**** Extracted information ****
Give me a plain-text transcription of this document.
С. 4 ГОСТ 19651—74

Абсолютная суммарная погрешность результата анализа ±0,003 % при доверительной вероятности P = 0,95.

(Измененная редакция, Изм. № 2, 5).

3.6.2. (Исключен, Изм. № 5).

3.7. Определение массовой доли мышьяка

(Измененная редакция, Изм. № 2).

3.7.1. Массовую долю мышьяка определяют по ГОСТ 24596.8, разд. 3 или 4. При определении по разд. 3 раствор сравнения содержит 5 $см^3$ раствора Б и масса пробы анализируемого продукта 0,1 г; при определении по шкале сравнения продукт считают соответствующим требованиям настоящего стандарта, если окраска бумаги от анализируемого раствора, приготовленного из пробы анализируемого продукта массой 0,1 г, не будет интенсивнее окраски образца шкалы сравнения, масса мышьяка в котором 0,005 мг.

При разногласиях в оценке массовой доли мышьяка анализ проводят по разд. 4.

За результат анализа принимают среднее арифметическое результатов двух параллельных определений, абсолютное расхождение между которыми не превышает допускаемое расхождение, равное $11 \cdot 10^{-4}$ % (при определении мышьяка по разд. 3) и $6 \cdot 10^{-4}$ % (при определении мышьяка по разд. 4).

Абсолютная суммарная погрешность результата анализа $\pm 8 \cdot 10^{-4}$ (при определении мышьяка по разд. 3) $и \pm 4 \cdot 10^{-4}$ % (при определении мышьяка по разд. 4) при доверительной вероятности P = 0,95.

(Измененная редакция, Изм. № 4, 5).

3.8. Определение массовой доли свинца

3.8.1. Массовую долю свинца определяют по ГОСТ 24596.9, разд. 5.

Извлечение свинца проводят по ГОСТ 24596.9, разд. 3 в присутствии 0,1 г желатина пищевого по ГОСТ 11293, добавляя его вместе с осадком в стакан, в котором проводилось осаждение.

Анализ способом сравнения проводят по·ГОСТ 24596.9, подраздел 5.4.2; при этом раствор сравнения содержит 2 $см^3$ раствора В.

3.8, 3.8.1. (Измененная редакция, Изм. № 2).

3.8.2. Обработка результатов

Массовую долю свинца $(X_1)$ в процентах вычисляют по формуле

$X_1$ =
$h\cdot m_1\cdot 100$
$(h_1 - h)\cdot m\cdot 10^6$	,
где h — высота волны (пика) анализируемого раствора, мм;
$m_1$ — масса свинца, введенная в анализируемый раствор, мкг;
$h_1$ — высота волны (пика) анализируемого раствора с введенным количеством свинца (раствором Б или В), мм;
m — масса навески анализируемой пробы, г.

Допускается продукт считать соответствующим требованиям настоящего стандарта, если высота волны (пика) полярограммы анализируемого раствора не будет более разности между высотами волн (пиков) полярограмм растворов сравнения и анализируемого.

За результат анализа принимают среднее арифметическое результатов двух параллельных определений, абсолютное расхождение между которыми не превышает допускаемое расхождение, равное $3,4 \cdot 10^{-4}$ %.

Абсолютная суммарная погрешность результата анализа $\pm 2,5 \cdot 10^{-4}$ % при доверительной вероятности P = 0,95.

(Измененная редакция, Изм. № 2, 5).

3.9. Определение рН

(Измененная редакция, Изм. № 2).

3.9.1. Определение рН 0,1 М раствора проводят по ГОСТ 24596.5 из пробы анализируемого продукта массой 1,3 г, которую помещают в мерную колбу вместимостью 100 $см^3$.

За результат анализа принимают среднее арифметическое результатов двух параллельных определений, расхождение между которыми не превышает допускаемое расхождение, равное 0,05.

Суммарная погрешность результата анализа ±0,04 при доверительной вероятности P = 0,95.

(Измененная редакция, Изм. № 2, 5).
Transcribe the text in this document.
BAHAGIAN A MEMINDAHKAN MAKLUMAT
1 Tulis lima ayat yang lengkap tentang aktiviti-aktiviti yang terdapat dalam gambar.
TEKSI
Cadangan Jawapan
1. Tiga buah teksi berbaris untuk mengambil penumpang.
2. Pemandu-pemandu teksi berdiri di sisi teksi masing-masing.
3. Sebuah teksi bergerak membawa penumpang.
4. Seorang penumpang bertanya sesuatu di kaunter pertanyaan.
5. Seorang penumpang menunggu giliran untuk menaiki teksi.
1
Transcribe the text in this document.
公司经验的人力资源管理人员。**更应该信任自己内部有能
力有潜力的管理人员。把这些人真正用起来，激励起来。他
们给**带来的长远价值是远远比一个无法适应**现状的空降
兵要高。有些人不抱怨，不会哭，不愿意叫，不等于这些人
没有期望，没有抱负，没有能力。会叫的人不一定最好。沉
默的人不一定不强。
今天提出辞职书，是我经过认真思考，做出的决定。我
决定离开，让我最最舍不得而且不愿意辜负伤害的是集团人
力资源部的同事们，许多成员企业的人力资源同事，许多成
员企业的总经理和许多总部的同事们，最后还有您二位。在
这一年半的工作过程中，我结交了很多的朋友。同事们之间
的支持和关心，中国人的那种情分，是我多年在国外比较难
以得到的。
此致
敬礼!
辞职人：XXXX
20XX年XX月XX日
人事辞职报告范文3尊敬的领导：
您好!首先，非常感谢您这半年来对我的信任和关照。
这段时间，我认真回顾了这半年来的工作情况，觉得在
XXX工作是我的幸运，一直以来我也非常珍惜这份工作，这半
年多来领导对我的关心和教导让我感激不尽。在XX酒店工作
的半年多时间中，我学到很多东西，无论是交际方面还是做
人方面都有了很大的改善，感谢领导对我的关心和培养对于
****
__What you need to do__: Count all lines of the data that include "Определение". The answer is the number alone.

__Problem solution__: 4